## To do
Please rewrite the rows starting at the one containing "code-token: 1 xyxy=(276,854,290,879)" and ending at the one containing "code-icon[interactable] xyxy=(2280,215,2317,251)", replacing "redaction-pixel" with "masked-pixel" and leaving everything else the same.

[Data entries]
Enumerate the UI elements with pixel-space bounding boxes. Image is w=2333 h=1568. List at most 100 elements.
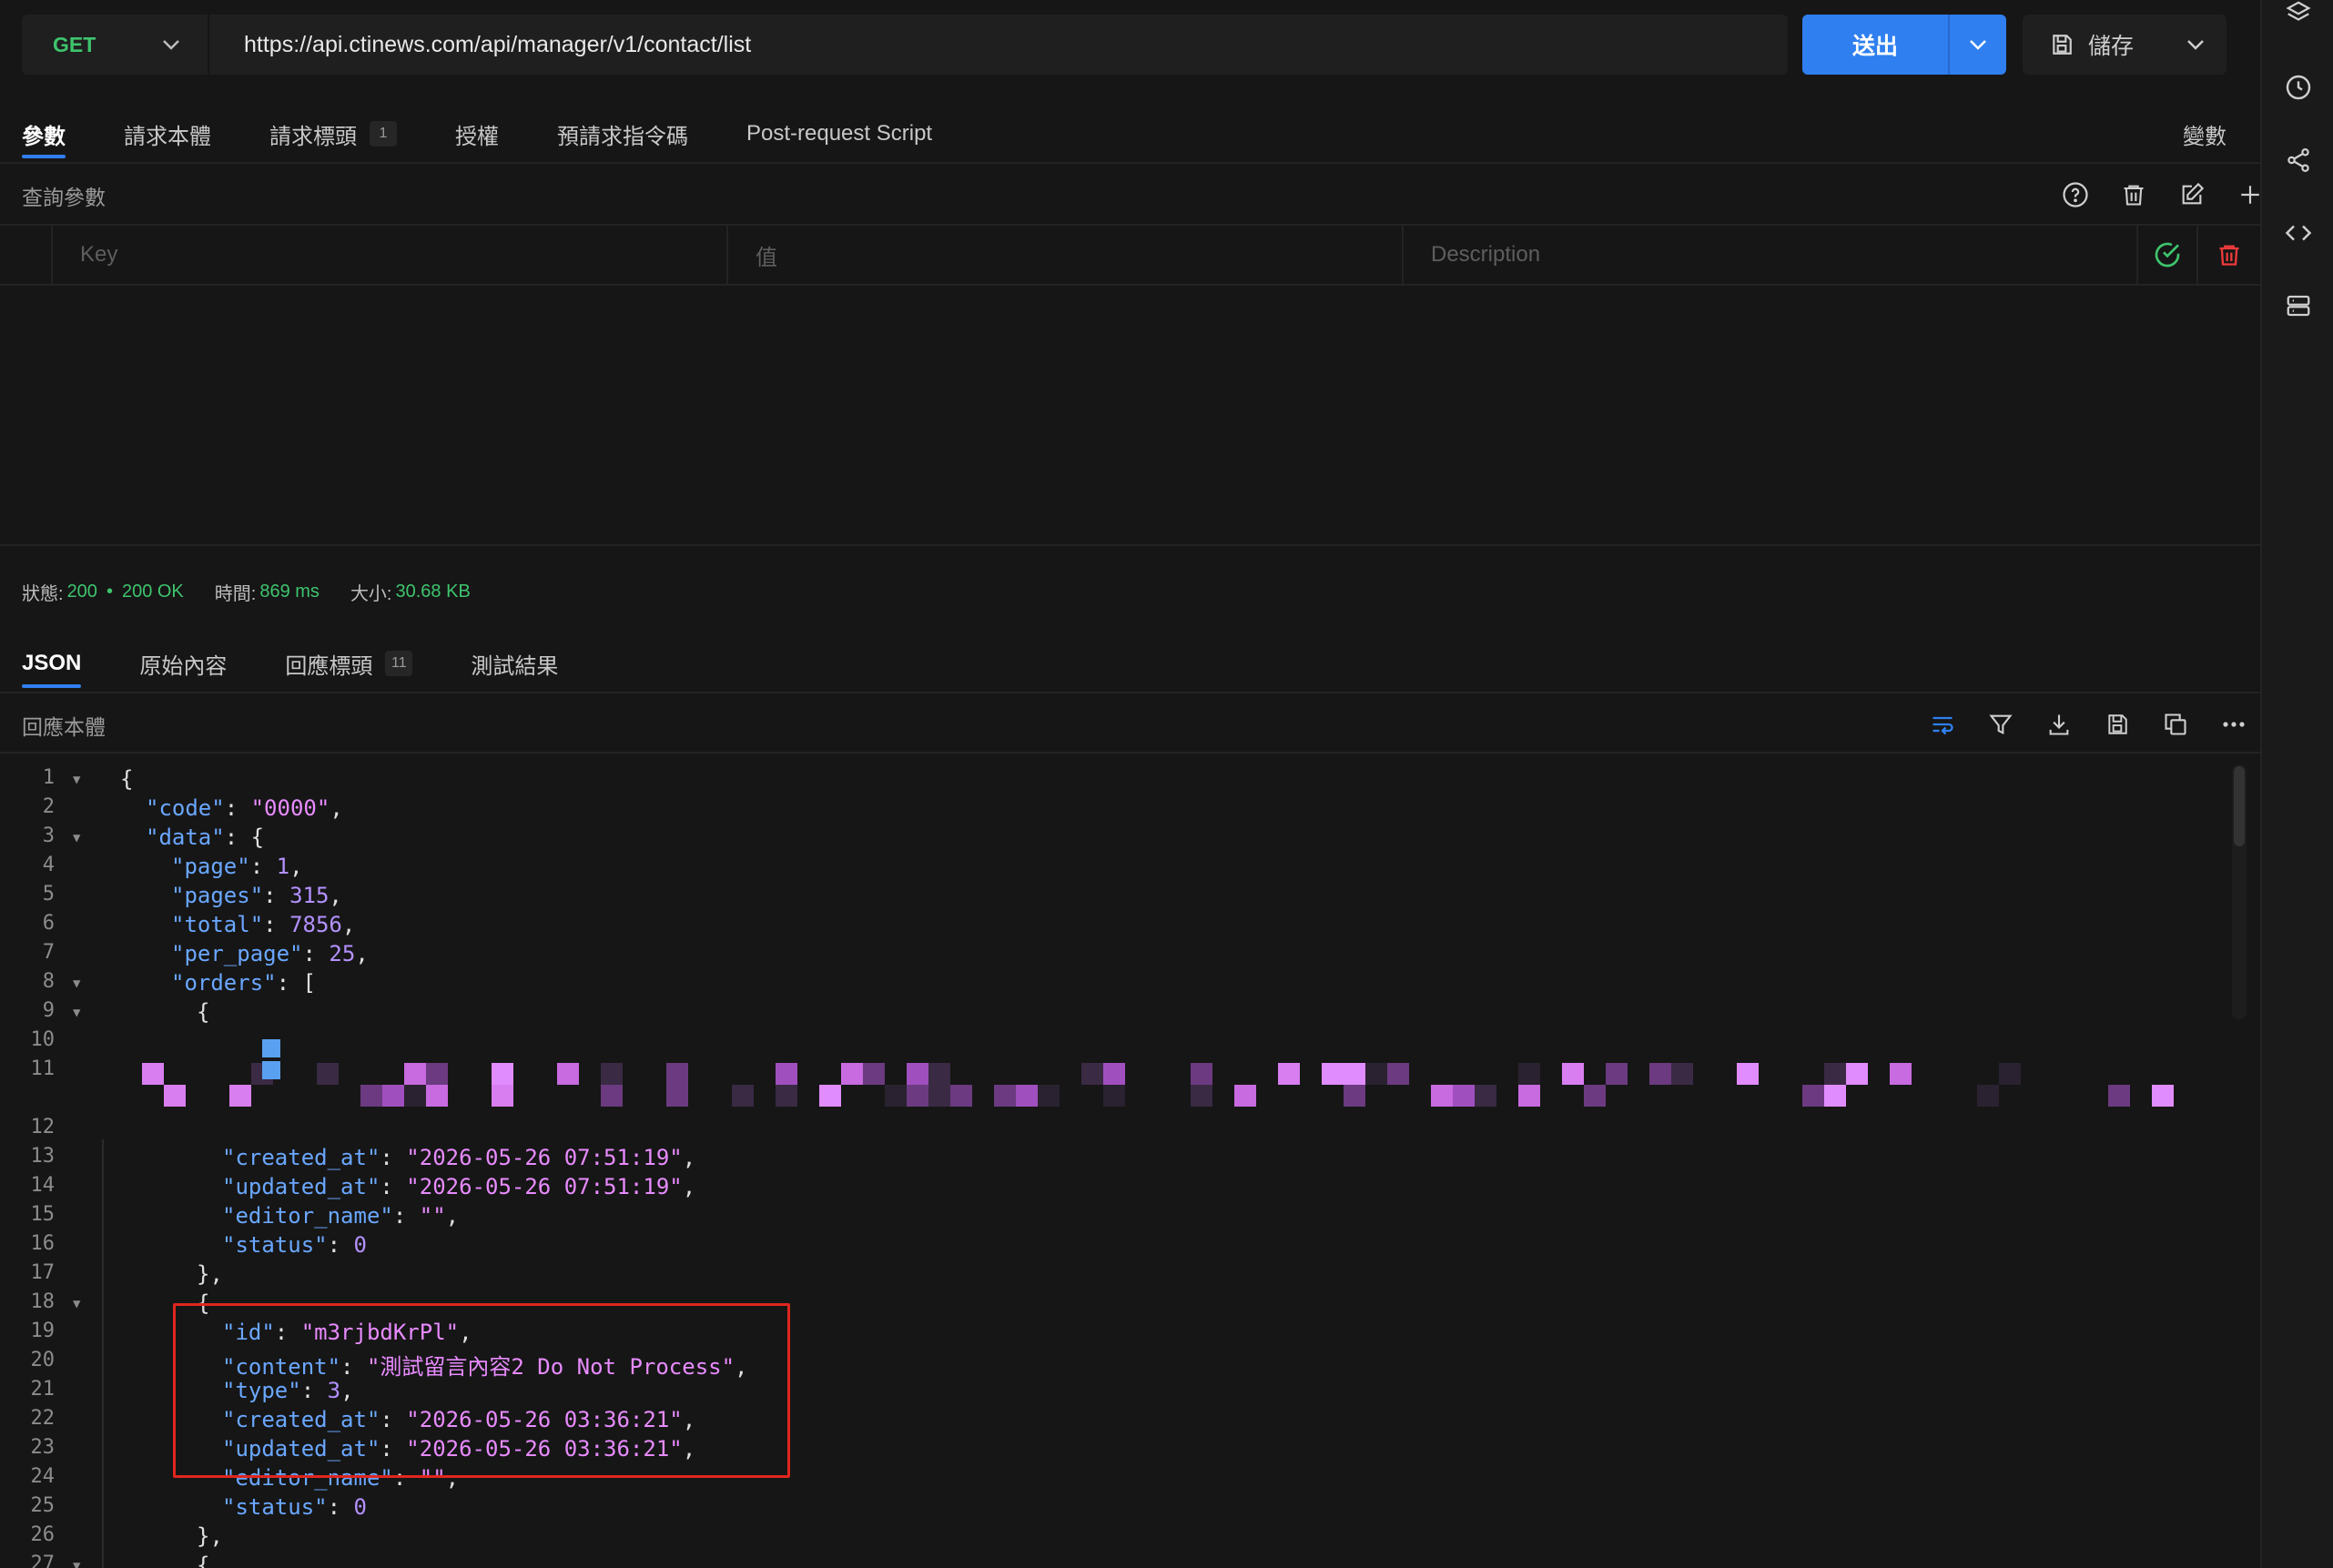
code-token: 1 xyxy=(276,854,290,879)
history-icon[interactable] xyxy=(2280,69,2317,106)
redaction-pixel xyxy=(1191,1063,1212,1085)
filter-icon[interactable] xyxy=(1983,706,2019,743)
redaction-pixel xyxy=(1802,1085,1824,1107)
save-button[interactable]: 儲存 xyxy=(2023,15,2226,75)
code-icon[interactable] xyxy=(2280,215,2317,251)
code-token: : xyxy=(302,941,330,966)
code-token: : xyxy=(380,1174,407,1199)
trash-icon[interactable] xyxy=(2115,177,2152,213)
tab-request-headers[interactable]: 請求標頭 1 xyxy=(269,109,397,158)
line-number: 16 xyxy=(30,1232,56,1255)
code-token: "code" xyxy=(146,795,225,821)
right-sidebar xyxy=(2260,0,2333,1568)
tab-json[interactable]: JSON xyxy=(22,639,82,688)
status-label: 狀態: xyxy=(22,584,64,604)
tab-raw[interactable]: 原始內容 xyxy=(139,639,227,688)
fold-toggle-icon[interactable]: ▼ xyxy=(73,1559,80,1568)
code-line: { xyxy=(120,766,133,792)
redaction-pixel xyxy=(841,1063,863,1085)
redaction-pixel xyxy=(1890,1063,1912,1085)
redaction-pixel xyxy=(262,1061,280,1079)
redaction-pixel xyxy=(732,1085,754,1107)
save-icon xyxy=(2050,33,2074,56)
chevron-down-icon[interactable] xyxy=(2186,35,2205,56)
tab-test-results[interactable]: 測試結果 xyxy=(471,639,558,688)
save-icon[interactable] xyxy=(2099,706,2135,743)
line-number: 27 xyxy=(30,1553,56,1568)
redaction-pixel xyxy=(1322,1063,1344,1085)
code-token: "pages" xyxy=(171,883,264,908)
code-token: "page" xyxy=(171,854,250,879)
line-number: 21 xyxy=(30,1378,56,1401)
redaction-pixel xyxy=(2152,1085,2174,1107)
code-token: "data" xyxy=(146,824,225,850)
redaction-pixel xyxy=(928,1063,950,1085)
edit-icon[interactable] xyxy=(2174,177,2210,213)
url-input[interactable]: https://api.ctinews.com/api/manager/v1/c… xyxy=(209,32,1788,58)
redaction-pixel xyxy=(142,1063,164,1085)
request-tabs: 參數 請求本體 請求標頭 1 授權 預請求指令碼 Post-request Scr… xyxy=(22,109,990,158)
wrap-icon[interactable] xyxy=(1924,706,1961,743)
redaction-pixel xyxy=(1584,1085,1606,1107)
code-token: 0 xyxy=(353,1494,367,1520)
fold-toggle-icon[interactable]: ▼ xyxy=(73,831,80,845)
scrollbar-thumb[interactable] xyxy=(2234,766,2245,846)
params-table: Key 值 Description xyxy=(0,224,2260,286)
code-line: "total": 7856, xyxy=(171,912,355,937)
time-label: 時間: xyxy=(214,584,257,604)
panel-divider[interactable] xyxy=(0,544,2260,546)
fold-toggle-icon[interactable]: ▼ xyxy=(73,1006,80,1020)
code-token: "" xyxy=(419,1203,446,1229)
fold-toggle-icon[interactable]: ▼ xyxy=(73,976,80,991)
redaction-pixel xyxy=(1518,1085,1540,1107)
code-token: "status" xyxy=(222,1494,328,1520)
tab-authorization[interactable]: 授權 xyxy=(455,109,499,158)
code-line: "page": 1, xyxy=(171,854,303,879)
layers-icon[interactable] xyxy=(2280,0,2317,31)
tab-request-body[interactable]: 請求本體 xyxy=(124,109,211,158)
method-select[interactable]: GET xyxy=(22,15,209,75)
redaction-pixel xyxy=(950,1085,972,1107)
redaction-pixel xyxy=(1038,1085,1060,1107)
redaction-pixel xyxy=(1606,1063,1628,1085)
value-input[interactable]: 值 xyxy=(728,226,1404,284)
delete-row-icon[interactable] xyxy=(2198,226,2260,284)
tab-pre-request-script[interactable]: 預請求指令碼 xyxy=(557,109,688,158)
redaction-pixel xyxy=(404,1063,426,1085)
variables-button[interactable]: 變數 xyxy=(2183,109,2226,158)
redaction-pixel xyxy=(1977,1085,1999,1107)
confirm-check-icon[interactable] xyxy=(2138,226,2198,284)
fold-toggle-icon[interactable]: ▼ xyxy=(73,773,80,787)
code-token: { xyxy=(197,999,210,1025)
share-icon[interactable] xyxy=(2280,142,2317,178)
redaction-pixel xyxy=(1191,1085,1212,1107)
description-input[interactable]: Description xyxy=(1404,226,2138,284)
help-icon[interactable] xyxy=(2057,177,2094,213)
code-token: , xyxy=(355,941,369,966)
redaction-pixel xyxy=(1649,1063,1671,1085)
code-token: 25 xyxy=(329,941,356,966)
copy-icon[interactable] xyxy=(2157,706,2194,743)
download-icon[interactable] xyxy=(2041,706,2077,743)
code-line: "status": 0 xyxy=(222,1232,367,1258)
tab-params[interactable]: 參數 xyxy=(22,109,66,158)
code-token: : xyxy=(327,1494,354,1520)
send-options-chevron-icon[interactable] xyxy=(1950,35,2006,56)
key-input[interactable]: Key xyxy=(53,226,728,284)
redaction-pixel xyxy=(1016,1085,1038,1107)
chevron-down-icon xyxy=(162,35,180,56)
line-number: 4 xyxy=(42,854,55,876)
line-number: 7 xyxy=(42,941,55,964)
code-token: : xyxy=(224,795,251,821)
tab-post-request-script[interactable]: Post-request Script xyxy=(746,109,932,158)
redaction-pixel xyxy=(776,1085,797,1107)
tab-response-headers[interactable]: 回應標頭 11 xyxy=(285,639,413,688)
code-token: , xyxy=(329,883,342,908)
redaction-pixel xyxy=(229,1085,251,1107)
send-button[interactable]: 送出 xyxy=(1802,15,2006,75)
redaction-pixel xyxy=(666,1063,688,1085)
more-icon[interactable] xyxy=(2216,706,2252,743)
server-icon[interactable] xyxy=(2280,288,2317,324)
line-number: 25 xyxy=(30,1494,56,1517)
fold-toggle-icon[interactable]: ▼ xyxy=(73,1297,80,1311)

## Solution
code-token: 1 xyxy=(276,854,290,879)
history-icon[interactable] xyxy=(2280,69,2317,106)
masked-pixel xyxy=(1191,1063,1212,1085)
filter-icon[interactable] xyxy=(1983,706,2019,743)
masked-pixel xyxy=(1802,1085,1824,1107)
save-button[interactable]: 儲存 xyxy=(2023,15,2226,75)
code-icon[interactable] xyxy=(2280,215,2317,251)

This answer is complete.